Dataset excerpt
----------------

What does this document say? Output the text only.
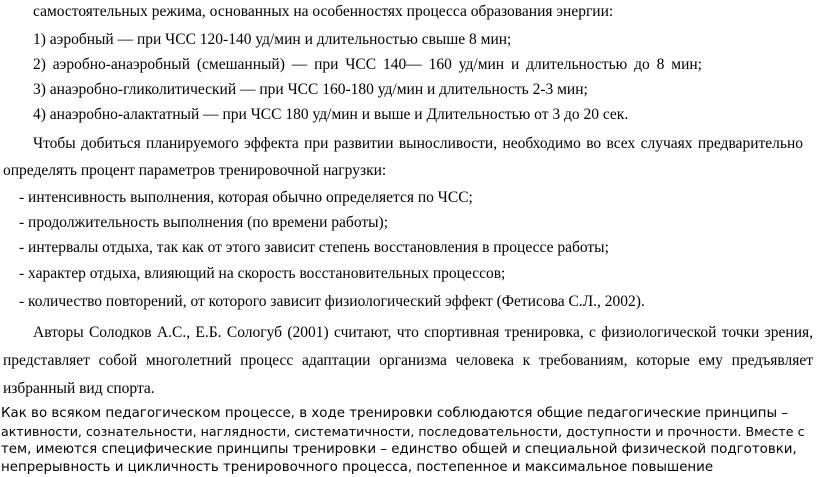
самостоятельных режима, основанных на особенностях процесса образования энергии:
1) аэробный — при ЧСС 120-140 уд/мин и длительностью свыше 8 мин;
2) аэробно-анаэробный (смешанный) — при ЧСС 140— 160 уд/мин и длительностью до 8 мин;
3) анаэробно-гликолитический — при ЧСС 160-180 уд/мин и длительность 2-3 мин;
4) анаэробно-алактатный — при ЧСС 180 уд/мин и выше и Длительностью от 3 до 20 сек.
Чтобы добиться планируемого эффекта при развитии выносливости, необходимо во всех случаях предварительно
определять процент параметров тренировочной нагрузки:
- интенсивность выполнения, которая обычно определяется по ЧСС;
- продолжительность выполнения (по времени работы);
- интервалы отдыха, так как от этого зависит степень восстановления в процессе работы;
- характер отдыха, влияющий на скорость восстановительных процессов;
- количество повторений, от которого зависит физиологический эффект (Фетисова С.Л., 2002).
Авторы Солодков А.С., Е.Б. Сологуб (2001) считают, что спортивная тренировка, с физиологической точки зрения,
представляет собой многолетний процесс адаптации организма человека к требованиям, которые ему предъявляет
избранный вид спорта.
Как во всяком педагогическом процессе, в ходе тренировки соблюдаются общие педагогические принципы –
активности, сознательности, наглядности, систематичности, последовательности, доступности и прочности. Вместе с
тем, имеются специфические принципы тренировки – единство общей и специальной физической подготовки,
непрерывность и цикличность тренировочного процесса, постепенное и максимальное повышение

----------------

WHAT YOU ARE ASKED TO DO
Write every entry out again exactly, dropping the pictures.

WRITTEN RESPONSE
What does this document say? Output the text only.
самостоятельных режима, основанных на особенностях процесса образования энергии:
1) аэробный — при ЧСС 120-140 уд/мин и длительностью свыше 8 мин;
2) аэробно-анаэробный (смешанный) — при ЧСС 140— 160 уд/мин и длительностью до 8 мин;
3) анаэробно-гликолитический — при ЧСС 160-180 уд/мин и длительность 2-3 мин;
4) анаэробно-алактатный — при ЧСС 180 уд/мин и выше и Длительностью от 3 до 20 сек.
Чтобы добиться планируемого эффекта при развитии выносливости, необходимо во всех случаях предварительно
определять процент параметров тренировочной нагрузки:
- интенсивность выполнения, которая обычно определяется по ЧСС;
- продолжительность выполнения (по времени работы);
- интервалы отдыха, так как от этого зависит степень восстановления в процессе работы;
- характер отдыха, влияющий на скорость восстановительных процессов;
- количество повторений, от которого зависит физиологический эффект (Фетисова С.Л., 2002).
Авторы Солодков А.С., Е.Б. Сологуб (2001) считают, что спортивная тренировка, с физиологической точки зрения,
представляет собой многолетний процесс адаптации организма человека к требованиям, которые ему предъявляет
избранный вид спорта.
Как во всяком педагогическом процессе, в ходе тренировки соблюдаются общие педагогические принципы –
активности, сознательности, наглядности, систематичности, последовательности, доступности и прочности. Вместе с
тем, имеются специфические принципы тренировки – единство общей и специальной физической подготовки,
непрерывность и цикличность тренировочного процесса, постепенное и максимальное повышение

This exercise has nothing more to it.